The request
Print the whole listing exactly.

Task inputs
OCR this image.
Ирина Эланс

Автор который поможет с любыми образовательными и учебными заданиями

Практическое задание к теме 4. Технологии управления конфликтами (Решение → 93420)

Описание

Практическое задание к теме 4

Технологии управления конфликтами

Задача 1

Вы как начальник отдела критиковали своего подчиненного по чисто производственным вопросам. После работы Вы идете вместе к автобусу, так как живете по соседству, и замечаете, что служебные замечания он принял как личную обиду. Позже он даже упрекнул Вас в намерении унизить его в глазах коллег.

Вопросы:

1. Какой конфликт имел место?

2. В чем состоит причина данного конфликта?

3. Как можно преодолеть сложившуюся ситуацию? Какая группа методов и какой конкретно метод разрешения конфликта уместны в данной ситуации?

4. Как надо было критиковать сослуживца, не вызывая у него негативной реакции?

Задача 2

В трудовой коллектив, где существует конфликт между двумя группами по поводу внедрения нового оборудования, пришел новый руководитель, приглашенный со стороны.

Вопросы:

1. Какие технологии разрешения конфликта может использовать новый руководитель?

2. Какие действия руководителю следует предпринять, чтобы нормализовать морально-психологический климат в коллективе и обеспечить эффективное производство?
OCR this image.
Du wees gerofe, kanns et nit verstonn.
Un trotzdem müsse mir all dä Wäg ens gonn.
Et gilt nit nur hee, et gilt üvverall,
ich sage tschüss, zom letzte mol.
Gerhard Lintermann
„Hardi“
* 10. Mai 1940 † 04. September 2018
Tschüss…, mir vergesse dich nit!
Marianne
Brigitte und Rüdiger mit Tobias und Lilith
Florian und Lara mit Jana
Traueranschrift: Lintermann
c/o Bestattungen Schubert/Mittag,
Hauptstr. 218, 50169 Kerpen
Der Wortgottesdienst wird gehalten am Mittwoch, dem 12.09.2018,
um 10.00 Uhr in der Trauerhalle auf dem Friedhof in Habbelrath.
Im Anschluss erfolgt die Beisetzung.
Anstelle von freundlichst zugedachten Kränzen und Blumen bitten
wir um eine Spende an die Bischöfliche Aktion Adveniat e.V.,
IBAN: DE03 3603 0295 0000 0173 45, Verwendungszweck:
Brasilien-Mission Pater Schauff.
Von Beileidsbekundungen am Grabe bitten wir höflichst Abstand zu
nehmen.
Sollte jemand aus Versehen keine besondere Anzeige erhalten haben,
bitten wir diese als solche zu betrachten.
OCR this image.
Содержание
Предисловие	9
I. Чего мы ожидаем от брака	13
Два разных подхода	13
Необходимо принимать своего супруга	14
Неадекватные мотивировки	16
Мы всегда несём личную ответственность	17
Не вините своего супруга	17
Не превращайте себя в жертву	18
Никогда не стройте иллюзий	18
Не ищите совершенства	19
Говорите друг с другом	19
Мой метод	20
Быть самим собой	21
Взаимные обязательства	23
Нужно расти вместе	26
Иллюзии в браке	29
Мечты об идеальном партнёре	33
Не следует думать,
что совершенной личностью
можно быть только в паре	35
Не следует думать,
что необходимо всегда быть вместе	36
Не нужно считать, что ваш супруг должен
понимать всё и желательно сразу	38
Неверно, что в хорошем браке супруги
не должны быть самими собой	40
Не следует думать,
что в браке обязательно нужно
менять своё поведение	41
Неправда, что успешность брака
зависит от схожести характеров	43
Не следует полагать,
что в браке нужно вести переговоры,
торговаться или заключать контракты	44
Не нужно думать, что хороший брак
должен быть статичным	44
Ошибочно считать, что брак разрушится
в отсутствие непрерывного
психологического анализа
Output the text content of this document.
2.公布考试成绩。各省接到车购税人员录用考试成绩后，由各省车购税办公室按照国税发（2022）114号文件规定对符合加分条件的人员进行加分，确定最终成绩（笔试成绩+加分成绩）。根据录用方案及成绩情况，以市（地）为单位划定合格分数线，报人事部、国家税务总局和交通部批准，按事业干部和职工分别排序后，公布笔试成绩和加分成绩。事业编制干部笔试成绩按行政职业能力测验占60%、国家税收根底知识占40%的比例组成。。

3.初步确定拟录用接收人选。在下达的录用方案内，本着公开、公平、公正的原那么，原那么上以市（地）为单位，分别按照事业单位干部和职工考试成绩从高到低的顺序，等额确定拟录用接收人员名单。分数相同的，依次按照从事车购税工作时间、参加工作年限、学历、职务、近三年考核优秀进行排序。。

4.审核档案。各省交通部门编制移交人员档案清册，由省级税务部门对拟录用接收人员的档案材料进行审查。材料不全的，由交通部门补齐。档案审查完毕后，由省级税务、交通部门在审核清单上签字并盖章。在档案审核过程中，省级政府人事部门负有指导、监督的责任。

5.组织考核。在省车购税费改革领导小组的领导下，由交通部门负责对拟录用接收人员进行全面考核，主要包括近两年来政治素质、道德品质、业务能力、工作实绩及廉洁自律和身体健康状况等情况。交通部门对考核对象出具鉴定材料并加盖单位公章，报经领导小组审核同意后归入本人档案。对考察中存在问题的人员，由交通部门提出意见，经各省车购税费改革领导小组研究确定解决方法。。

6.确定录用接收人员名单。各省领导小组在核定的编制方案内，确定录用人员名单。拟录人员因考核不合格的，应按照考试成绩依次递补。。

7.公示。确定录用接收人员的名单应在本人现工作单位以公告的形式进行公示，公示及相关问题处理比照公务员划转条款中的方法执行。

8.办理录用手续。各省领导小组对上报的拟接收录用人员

Output for this task
OCR this image.
Ирина Эланс

Автор который поможет с любыми образовательными и учебными заданиями

Практическое задание к теме 4. Технологии управления конфликтами (Решение → 93420)

Описание

Практическое задание к теме 4

Технологии управления конфликтами

Задача 1

Вы как начальник отдела критиковали своего подчиненного по чисто производственным вопросам. После работы Вы идете вместе к автобусу, так как живете по соседству, и замечаете, что служебные замечания он принял как личную обиду. Позже он даже упрекнул Вас в намерении унизить его в глазах коллег.

Вопросы:

1. Какой конфликт имел место?

2. В чем состоит причина данного конфликта?

3. Как можно преодолеть сложившуюся ситуацию? Какая группа методов и какой конкретно метод разрешения конфликта уместны в данной ситуации?

4. Как надо было критиковать сослуживца, не вызывая у него негативной реакции?

Задача 2

В трудовой коллектив, где существует конфликт между двумя группами по поводу внедрения нового оборудования, пришел новый руководитель, приглашенный со стороны.

Вопросы:

1. Какие технологии разрешения конфликта может использовать новый руководитель?

2. Какие действия руководителю следует предпринять, чтобы нормализовать морально-психологический климат в коллективе и обеспечить эффективное производство?
OCR this image.
Du wees gerofe, kanns et nit verstonn.
Un trotzdem müsse mir all dä Wäg ens gonn.
Et gilt nit nur hee, et gilt üvverall,
ich sage tschüss, zom letzte mol.
Gerhard Lintermann
„Hardi“
* 10. Mai 1940 † 04. September 2018
Tschüss…, mir vergesse dich nit!
Marianne
Brigitte und Rüdiger mit Tobias und Lilith
Florian und Lara mit Jana
Traueranschrift: Lintermann
c/o Bestattungen Schubert/Mittag,
Hauptstr. 218, 50169 Kerpen
Der Wortgottesdienst wird gehalten am Mittwoch, dem 12.09.2018,
um 10.00 Uhr in der Trauerhalle auf dem Friedhof in Habbelrath.
Im Anschluss erfolgt die Beisetzung.
Anstelle von freundlichst zugedachten Kränzen und Blumen bitten
wir um eine Spende an die Bischöfliche Aktion Adveniat e.V.,
IBAN: DE03 3603 0295 0000 0173 45, Verwendungszweck:
Brasilien-Mission Pater Schauff.
Von Beileidsbekundungen am Grabe bitten wir höflichst Abstand zu
nehmen.
Sollte jemand aus Versehen keine besondere Anzeige erhalten haben,
bitten wir diese als solche zu betrachten.
OCR this image.
Содержание
Предисловие	9
I. Чего мы ожидаем от брака	13
Два разных подхода	13
Необходимо принимать своего супруга	14
Неадекватные мотивировки	16
Мы всегда несём личную ответственность	17
Не вините своего супруга	17
Не превращайте себя в жертву	18
Никогда не стройте иллюзий	18
Не ищите совершенства	19
Говорите друг с другом	19
Мой метод	20
Быть самим собой	21
Взаимные обязательства	23
Нужно расти вместе	26
Иллюзии в браке	29
Мечты об идеальном партнёре	33
Не следует думать,
что совершенной личностью
можно быть только в паре	35
Не следует думать,
что необходимо всегда быть вместе	36
Не нужно считать, что ваш супруг должен
понимать всё и желательно сразу	38
Неверно, что в хорошем браке супруги
не должны быть самими собой	40
Не следует думать,
что в браке обязательно нужно
менять своё поведение	41
Неправда, что успешность брака
зависит от схожести характеров	43
Не следует полагать,
что в браке нужно вести переговоры,
торговаться или заключать контракты	44
Не нужно думать, что хороший брак
должен быть статичным	44
Ошибочно считать, что брак разрушится
в отсутствие непрерывного
психологического анализа
Output the text content of this document.
2.公布考试成绩。各省接到车购税人员录用考试成绩后，由各省车购税办公室按照国税发（2022）114号文件规定对符合加分条件的人员进行加分，确定最终成绩（笔试成绩+加分成绩）。根据录用方案及成绩情况，以市（地）为单位划定合格分数线，报人事部、国家税务总局和交通部批准，按事业干部和职工分别排序后，公布笔试成绩和加分成绩。事业编制干部笔试成绩按行政职业能力测验占60%、国家税收根底知识占40%的比例组成。。

3.初步确定拟录用接收人选。在下达的录用方案内，本着公开、公平、公正的原那么，原那么上以市（地）为单位，分别按照事业单位干部和职工考试成绩从高到低的顺序，等额确定拟录用接收人员名单。分数相同的，依次按照从事车购税工作时间、参加工作年限、学历、职务、近三年考核优秀进行排序。。

4.审核档案。各省交通部门编制移交人员档案清册，由省级税务部门对拟录用接收人员的档案材料进行审查。材料不全的，由交通部门补齐。档案审查完毕后，由省级税务、交通部门在审核清单上签字并盖章。在档案审核过程中，省级政府人事部门负有指导、监督的责任。

5.组织考核。在省车购税费改革领导小组的领导下，由交通部门负责对拟录用接收人员进行全面考核，主要包括近两年来政治素质、道德品质、业务能力、工作实绩及廉洁自律和身体健康状况等情况。交通部门对考核对象出具鉴定材料并加盖单位公章，报经领导小组审核同意后归入本人档案。对考察中存在问题的人员，由交通部门提出意见，经各省车购税费改革领导小组研究确定解决方法。。

6.确定录用接收人员名单。各省领导小组在核定的编制方案内，确定录用人员名单。拟录人员因考核不合格的，应按照考试成绩依次递补。。

7.公示。确定录用接收人员的名单应在本人现工作单位以公告的形式进行公示，公示及相关问题处理比照公务员划转条款中的方法执行。

8.办理录用手续。各省领导小组对上报的拟接收录用人员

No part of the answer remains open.